--- start of Selected excerpt ---

Monday, May 26, 2014

No backsliding at the Glacier Half

I went in to The Trent/Waldron Glacier Half not quite knowing my fitness. The 17:55 Chena River Run earlier this month didn’t indicate great shape, but have felt better over the past 10 days.

Goal time self bargaining began at 1:21 and if everything went well, hopefully a sub 1:20, with the plan of 6:15-20 pace on the way out (200 ft elevation gain) and low or sub 6s on the way back. I guess it went well.

We had a nice cool morning, with a taste of Kenai fire in the air. And while I might have gone out a bit easier and not run quite as fast on mile 5, Saturday’s effort was about as fast as I could go.

Here are my splits (with some rounding errors):

6:03 – chatting and settling in (4th place)
12:21 (6:18) – hang back a bit, 13.1 is a long ways!
18:38 (6:16) – break away from two runners
24:54 (6:16) – some hill climbs and one runner in sight (15 sec up)
31:10 (6:15) – 5 miles
37:05 (5:55) – flat mile, pushed it too much? (move into 3rd place)

--- end of Selected excerpt ---
--- start of Data segment ---

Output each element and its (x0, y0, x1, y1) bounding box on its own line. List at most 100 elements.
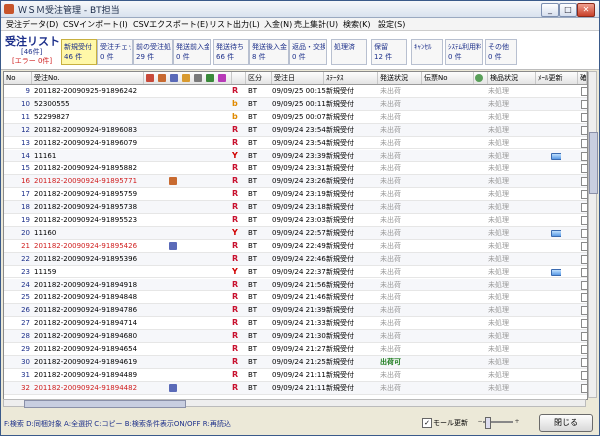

--- end of Data segment ---

> [Requests]
(A) List every per-mile pace given in parentheses in the race report's splits.
(B) According to the race report, what was the runner's time at the Chena River Run earlier that month?
(C) Reproduce the race report verbatim from "12:21 (6:18) –" up to and including "into 3rd place)".
The lines have no connection to the race report.

> [Solution set]
(A) 6:18, 6:16, 6:16, 6:15, 5:55

(B) 17:55

(C)
12:21 (6:18) – hang back a bit, 13.1 is a long ways!
18:38 (6:16) – break away from two runners
24:54 (6:16) – some hill climbs and one runner in sight (15 sec up)
31:10 (6:15) – 5 miles
37:05 (5:55) – flat mile, pushed it too much? (move into 3rd place)